== Segment start ==
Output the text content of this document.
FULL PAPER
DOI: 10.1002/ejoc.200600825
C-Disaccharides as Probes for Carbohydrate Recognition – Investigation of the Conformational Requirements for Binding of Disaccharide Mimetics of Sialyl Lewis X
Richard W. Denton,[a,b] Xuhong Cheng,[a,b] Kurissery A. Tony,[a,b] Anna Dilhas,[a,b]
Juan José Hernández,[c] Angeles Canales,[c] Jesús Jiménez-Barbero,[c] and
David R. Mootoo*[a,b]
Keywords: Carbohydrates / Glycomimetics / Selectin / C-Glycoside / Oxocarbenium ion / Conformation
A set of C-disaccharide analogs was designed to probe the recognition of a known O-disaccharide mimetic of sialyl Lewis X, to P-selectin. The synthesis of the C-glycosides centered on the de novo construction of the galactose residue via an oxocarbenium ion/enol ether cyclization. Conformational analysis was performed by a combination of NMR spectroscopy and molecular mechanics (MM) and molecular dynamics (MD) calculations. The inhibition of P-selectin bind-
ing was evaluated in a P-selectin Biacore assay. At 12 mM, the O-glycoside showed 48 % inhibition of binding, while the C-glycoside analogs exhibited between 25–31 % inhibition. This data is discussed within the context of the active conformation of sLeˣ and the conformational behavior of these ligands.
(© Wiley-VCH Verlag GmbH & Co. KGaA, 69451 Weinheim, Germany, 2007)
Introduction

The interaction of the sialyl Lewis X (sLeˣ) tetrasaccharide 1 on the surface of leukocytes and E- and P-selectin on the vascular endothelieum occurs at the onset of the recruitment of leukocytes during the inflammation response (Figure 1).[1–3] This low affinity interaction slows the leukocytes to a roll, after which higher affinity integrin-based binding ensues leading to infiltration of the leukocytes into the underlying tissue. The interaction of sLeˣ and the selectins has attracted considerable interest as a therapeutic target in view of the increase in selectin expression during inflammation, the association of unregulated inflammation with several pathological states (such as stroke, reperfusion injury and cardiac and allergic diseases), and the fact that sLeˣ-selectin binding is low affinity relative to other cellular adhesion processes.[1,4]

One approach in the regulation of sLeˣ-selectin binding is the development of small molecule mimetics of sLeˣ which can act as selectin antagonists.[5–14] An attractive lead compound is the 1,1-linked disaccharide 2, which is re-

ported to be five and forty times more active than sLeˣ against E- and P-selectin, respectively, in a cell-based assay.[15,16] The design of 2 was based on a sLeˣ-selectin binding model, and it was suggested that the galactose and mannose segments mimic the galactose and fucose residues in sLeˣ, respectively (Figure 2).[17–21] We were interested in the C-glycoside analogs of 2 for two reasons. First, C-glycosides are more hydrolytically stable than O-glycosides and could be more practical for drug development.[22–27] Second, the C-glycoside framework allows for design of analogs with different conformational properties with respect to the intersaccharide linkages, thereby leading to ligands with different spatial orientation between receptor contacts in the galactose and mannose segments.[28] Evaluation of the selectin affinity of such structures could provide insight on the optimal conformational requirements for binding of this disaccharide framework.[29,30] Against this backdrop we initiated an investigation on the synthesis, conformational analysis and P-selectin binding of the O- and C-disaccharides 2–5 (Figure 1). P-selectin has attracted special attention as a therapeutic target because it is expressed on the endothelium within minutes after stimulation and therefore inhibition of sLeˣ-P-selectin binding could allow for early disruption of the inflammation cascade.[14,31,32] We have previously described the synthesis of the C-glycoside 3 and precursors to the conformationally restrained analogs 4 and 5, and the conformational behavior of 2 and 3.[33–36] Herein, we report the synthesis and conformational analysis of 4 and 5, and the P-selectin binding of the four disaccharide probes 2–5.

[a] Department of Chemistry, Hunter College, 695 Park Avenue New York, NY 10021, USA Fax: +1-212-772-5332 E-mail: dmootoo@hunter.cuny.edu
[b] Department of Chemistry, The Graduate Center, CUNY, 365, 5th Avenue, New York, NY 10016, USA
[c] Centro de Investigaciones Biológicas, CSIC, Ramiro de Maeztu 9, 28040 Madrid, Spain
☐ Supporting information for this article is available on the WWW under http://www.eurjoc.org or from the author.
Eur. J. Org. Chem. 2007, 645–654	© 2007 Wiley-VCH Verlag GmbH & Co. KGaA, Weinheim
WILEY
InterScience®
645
== Segment end ==
INSTRUCTIONS TO FOLLOW: The entries above must be retyped exactly, down to the last character.

ANSWER TO THIS TASK:
Output the text content of this document.
FULL PAPER
DOI: 10.1002/ejoc.200600825
C-Disaccharides as Probes for Carbohydrate Recognition – Investigation of the Conformational Requirements for Binding of Disaccharide Mimetics of Sialyl Lewis X
Richard W. Denton,[a,b] Xuhong Cheng,[a,b] Kurissery A. Tony,[a,b] Anna Dilhas,[a,b]
Juan José Hernández,[c] Angeles Canales,[c] Jesús Jiménez-Barbero,[c] and
David R. Mootoo*[a,b]
Keywords: Carbohydrates / Glycomimetics / Selectin / C-Glycoside / Oxocarbenium ion / Conformation
A set of C-disaccharide analogs was designed to probe the recognition of a known O-disaccharide mimetic of sialyl Lewis X, to P-selectin. The synthesis of the C-glycosides centered on the de novo construction of the galactose residue via an oxocarbenium ion/enol ether cyclization. Conformational analysis was performed by a combination of NMR spectroscopy and molecular mechanics (MM) and molecular dynamics (MD) calculations. The inhibition of P-selectin bind-
ing was evaluated in a P-selectin Biacore assay. At 12 mM, the O-glycoside showed 48 % inhibition of binding, while the C-glycoside analogs exhibited between 25–31 % inhibition. This data is discussed within the context of the active conformation of sLeˣ and the conformational behavior of these ligands.
(© Wiley-VCH Verlag GmbH & Co. KGaA, 69451 Weinheim, Germany, 2007)
Introduction

The interaction of the sialyl Lewis X (sLeˣ) tetrasaccharide 1 on the surface of leukocytes and E- and P-selectin on the vascular endothelieum occurs at the onset of the recruitment of leukocytes during the inflammation response (Figure 1).[1–3] This low affinity interaction slows the leukocytes to a roll, after which higher affinity integrin-based binding ensues leading to infiltration of the leukocytes into the underlying tissue. The interaction of sLeˣ and the selectins has attracted considerable interest as a therapeutic target in view of the increase in selectin expression during inflammation, the association of unregulated inflammation with several pathological states (such as stroke, reperfusion injury and cardiac and allergic diseases), and the fact that sLeˣ-selectin binding is low affinity relative to other cellular adhesion processes.[1,4]

One approach in the regulation of sLeˣ-selectin binding is the development of small molecule mimetics of sLeˣ which can act as selectin antagonists.[5–14] An attractive lead compound is the 1,1-linked disaccharide 2, which is re-

ported to be five and forty times more active than sLeˣ against E- and P-selectin, respectively, in a cell-based assay.[15,16] The design of 2 was based on a sLeˣ-selectin binding model, and it was suggested that the galactose and mannose segments mimic the galactose and fucose residues in sLeˣ, respectively (Figure 2).[17–21] We were interested in the C-glycoside analogs of 2 for two reasons. First, C-glycosides are more hydrolytically stable than O-glycosides and could be more practical for drug development.[22–27] Second, the C-glycoside framework allows for design of analogs with different conformational properties with respect to the intersaccharide linkages, thereby leading to ligands with different spatial orientation between receptor contacts in the galactose and mannose segments.[28] Evaluation of the selectin affinity of such structures could provide insight on the optimal conformational requirements for binding of this disaccharide framework.[29,30] Against this backdrop we initiated an investigation on the synthesis, conformational analysis and P-selectin binding of the O- and C-disaccharides 2–5 (Figure 1). P-selectin has attracted special attention as a therapeutic target because it is expressed on the endothelium within minutes after stimulation and therefore inhibition of sLeˣ-P-selectin binding could allow for early disruption of the inflammation cascade.[14,31,32] We have previously described the synthesis of the C-glycoside 3 and precursors to the conformationally restrained analogs 4 and 5, and the conformational behavior of 2 and 3.[33–36] Herein, we report the synthesis and conformational analysis of 4 and 5, and the P-selectin binding of the four disaccharide probes 2–5.

[a] Department of Chemistry, Hunter College, 695 Park Avenue New York, NY 10021, USA Fax: +1-212-772-5332 E-mail: dmootoo@hunter.cuny.edu
[b] Department of Chemistry, The Graduate Center, CUNY, 365, 5th Avenue, New York, NY 10016, USA
[c] Centro de Investigaciones Biológicas, CSIC, Ramiro de Maeztu 9, 28040 Madrid, Spain
☐ Supporting information for this article is available on the WWW under http://www.eurjoc.org or from the author.
Eur. J. Org. Chem. 2007, 645–654	© 2007 Wiley-VCH Verlag GmbH & Co. KGaA, Weinheim
WILEY
InterScience®
645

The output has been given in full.